• _TASK_:
Give the data a second time, exactly and in full.

• _INFORMATION SUPPLIED_:
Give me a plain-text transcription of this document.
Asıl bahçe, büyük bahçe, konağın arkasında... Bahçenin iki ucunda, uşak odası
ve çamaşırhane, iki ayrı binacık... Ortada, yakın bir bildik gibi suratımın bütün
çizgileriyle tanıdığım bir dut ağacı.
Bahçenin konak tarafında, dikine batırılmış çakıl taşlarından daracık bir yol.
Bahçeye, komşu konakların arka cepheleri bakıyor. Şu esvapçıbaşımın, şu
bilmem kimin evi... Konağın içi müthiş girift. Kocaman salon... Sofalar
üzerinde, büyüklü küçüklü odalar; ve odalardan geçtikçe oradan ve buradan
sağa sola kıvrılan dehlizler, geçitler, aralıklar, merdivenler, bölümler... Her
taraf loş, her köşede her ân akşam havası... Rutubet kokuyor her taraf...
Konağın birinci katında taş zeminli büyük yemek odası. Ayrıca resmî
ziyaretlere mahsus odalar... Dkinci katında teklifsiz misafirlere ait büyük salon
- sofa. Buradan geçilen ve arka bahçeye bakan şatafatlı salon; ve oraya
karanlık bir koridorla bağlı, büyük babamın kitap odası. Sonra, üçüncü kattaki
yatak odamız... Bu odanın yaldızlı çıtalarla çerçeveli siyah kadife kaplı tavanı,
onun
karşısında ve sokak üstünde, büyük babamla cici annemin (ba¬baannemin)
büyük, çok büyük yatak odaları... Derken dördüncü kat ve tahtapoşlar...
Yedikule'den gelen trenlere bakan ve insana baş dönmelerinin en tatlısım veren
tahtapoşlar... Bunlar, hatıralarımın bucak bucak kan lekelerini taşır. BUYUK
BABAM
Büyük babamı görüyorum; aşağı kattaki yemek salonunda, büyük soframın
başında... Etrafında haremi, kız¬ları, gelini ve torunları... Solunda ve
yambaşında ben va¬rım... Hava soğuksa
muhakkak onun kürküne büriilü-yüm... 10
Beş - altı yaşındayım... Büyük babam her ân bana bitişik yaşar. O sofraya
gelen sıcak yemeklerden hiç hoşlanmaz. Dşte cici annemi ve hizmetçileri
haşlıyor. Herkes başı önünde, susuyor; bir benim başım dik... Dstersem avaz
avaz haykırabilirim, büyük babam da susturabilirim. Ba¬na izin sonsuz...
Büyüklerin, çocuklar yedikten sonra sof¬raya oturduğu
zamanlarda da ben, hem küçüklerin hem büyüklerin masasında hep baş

• _RESPONSE FOR THIS EXERCISE_:
Give me a plain-text transcription of this document.
Asıl bahçe, büyük bahçe, konağın arkasında... Bahçenin iki ucunda, uşak odası
ve çamaşırhane, iki ayrı binacık... Ortada, yakın bir bildik gibi suratımın bütün
çizgileriyle tanıdığım bir dut ağacı.
Bahçenin konak tarafında, dikine batırılmış çakıl taşlarından daracık bir yol.
Bahçeye, komşu konakların arka cepheleri bakıyor. Şu esvapçıbaşımın, şu
bilmem kimin evi... Konağın içi müthiş girift. Kocaman salon... Sofalar
üzerinde, büyüklü küçüklü odalar; ve odalardan geçtikçe oradan ve buradan
sağa sola kıvrılan dehlizler, geçitler, aralıklar, merdivenler, bölümler... Her
taraf loş, her köşede her ân akşam havası... Rutubet kokuyor her taraf...
Konağın birinci katında taş zeminli büyük yemek odası. Ayrıca resmî
ziyaretlere mahsus odalar... Dkinci katında teklifsiz misafirlere ait büyük salon
- sofa. Buradan geçilen ve arka bahçeye bakan şatafatlı salon; ve oraya
karanlık bir koridorla bağlı, büyük babamın kitap odası. Sonra, üçüncü kattaki
yatak odamız... Bu odanın yaldızlı çıtalarla çerçeveli siyah kadife kaplı tavanı,
onun
karşısında ve sokak üstünde, büyük babamla cici annemin (ba¬baannemin)
büyük, çok büyük yatak odaları... Derken dördüncü kat ve tahtapoşlar...
Yedikule'den gelen trenlere bakan ve insana baş dönmelerinin en tatlısım veren
tahtapoşlar... Bunlar, hatıralarımın bucak bucak kan lekelerini taşır. BUYUK
BABAM
Büyük babamı görüyorum; aşağı kattaki yemek salonunda, büyük soframın
başında... Etrafında haremi, kız¬ları, gelini ve torunları... Solunda ve
yambaşında ben va¬rım... Hava soğuksa
muhakkak onun kürküne büriilü-yüm... 10
Beş - altı yaşındayım... Büyük babam her ân bana bitişik yaşar. O sofraya
gelen sıcak yemeklerden hiç hoşlanmaz. Dşte cici annemi ve hizmetçileri
haşlıyor. Herkes başı önünde, susuyor; bir benim başım dik... Dstersem avaz
avaz haykırabilirim, büyük babam da susturabilirim. Ba¬na izin sonsuz...
Büyüklerin, çocuklar yedikten sonra sof¬raya oturduğu
zamanlarda da ben, hem küçüklerin hem büyüklerin masasında hep baş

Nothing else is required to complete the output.